▶ Aim
Images embedded in the records are excluded; print everything else exactly as given.

▶ Available data
===

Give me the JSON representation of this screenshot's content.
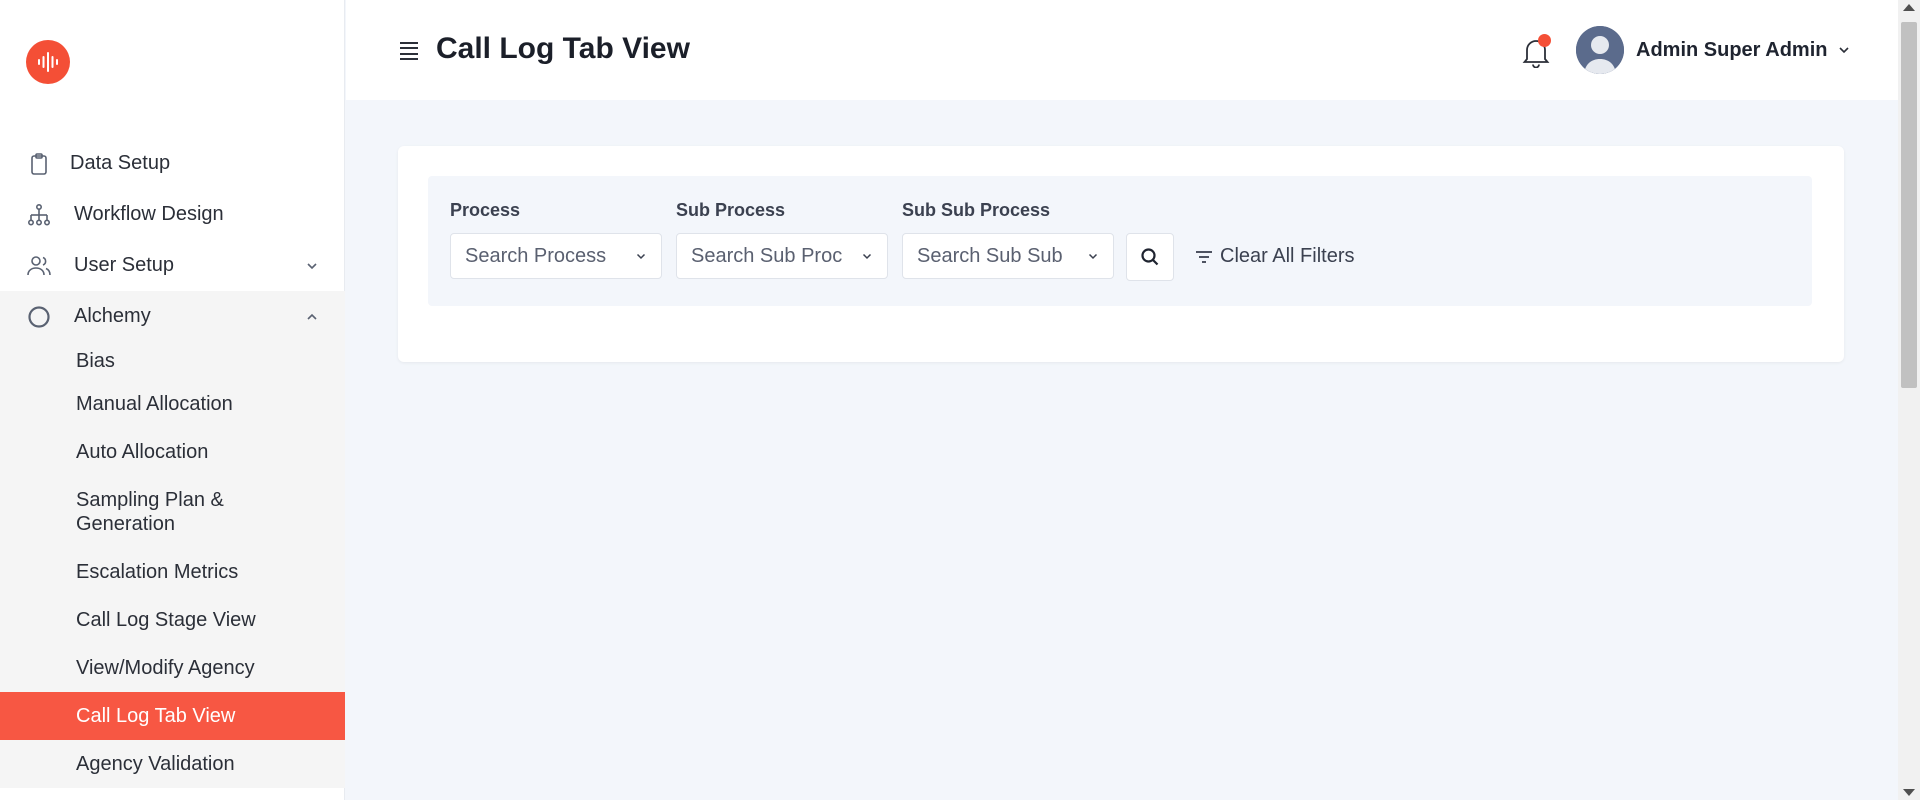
{
  "app": {
    "logo_icon": "audio-wave-icon",
    "accent_color": "#f44f36"
  },
  "sidebar": {
    "items": [
      {
        "label": "Data Setup",
        "icon": "clipboard-icon"
      },
      {
        "label": "Workflow Design",
        "icon": "hierarchy-icon"
      },
      {
        "label": "User Setup",
        "icon": "users-icon",
        "expandable": true
      },
      {
        "label": "Alchemy",
        "icon": "circle-icon",
        "expanded": true
      }
    ],
    "alchemy_sub": [
      {
        "label": "Bias"
      },
      {
        "label": "Manual Allocation"
      },
      {
        "label": "Auto Allocation"
      },
      {
        "label": "Sampling Plan & Generation"
      },
      {
        "label": "Escalation Metrics"
      },
      {
        "label": "Call Log Stage View"
      },
      {
        "label": "View/Modify Agency"
      },
      {
        "label": "Call Log Tab View",
        "active": true
      },
      {
        "label": "Agency Validation"
      }
    ]
  },
  "header": {
    "title": "Call Log Tab View",
    "user_name": "Admin Super Admin",
    "notification_icon": "bell-icon"
  },
  "filters": {
    "process": {
      "label": "Process",
      "placeholder": "Search Process"
    },
    "sub_process": {
      "label": "Sub Process",
      "placeholder": "Search Sub Proc"
    },
    "sub_sub_process": {
      "label": "Sub Sub Process",
      "placeholder": "Search Sub Sub"
    },
    "search_icon": "search-icon",
    "clear_label": "Clear All Filters"
  }
}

===

▶ Result of the exercise
Give me the JSON representation of this screenshot's content.
{
  "app": {
    "logo_icon": "audio-wave-icon",
    "accent_color": "#f44f36"
  },
  "sidebar": {
    "items": [
      {
        "label": "Data Setup",
        "icon": "clipboard-icon"
      },
      {
        "label": "Workflow Design",
        "icon": "hierarchy-icon"
      },
      {
        "label": "User Setup",
        "icon": "users-icon",
        "expandable": true
      },
      {
        "label": "Alchemy",
        "icon": "circle-icon",
        "expanded": true
      }
    ],
    "alchemy_sub": [
      {
        "label": "Bias"
      },
      {
        "label": "Manual Allocation"
      },
      {
        "label": "Auto Allocation"
      },
      {
        "label": "Sampling Plan & Generation"
      },
      {
        "label": "Escalation Metrics"
      },
      {
        "label": "Call Log Stage View"
      },
      {
        "label": "View/Modify Agency"
      },
      {
        "label": "Call Log Tab View",
        "active": true
      },
      {
        "label": "Agency Validation"
      }
    ]
  },
  "header": {
    "title": "Call Log Tab View",
    "user_name": "Admin Super Admin",
    "notification_icon": "bell-icon"
  },
  "filters": {
    "process": {
      "label": "Process",
      "placeholder": "Search Process"
    },
    "sub_process": {
      "label": "Sub Process",
      "placeholder": "Search Sub Proc"
    },
    "sub_sub_process": {
      "label": "Sub Sub Process",
      "placeholder": "Search Sub Sub"
    },
    "search_icon": "search-icon",
    "clear_label": "Clear All Filters"
  }
}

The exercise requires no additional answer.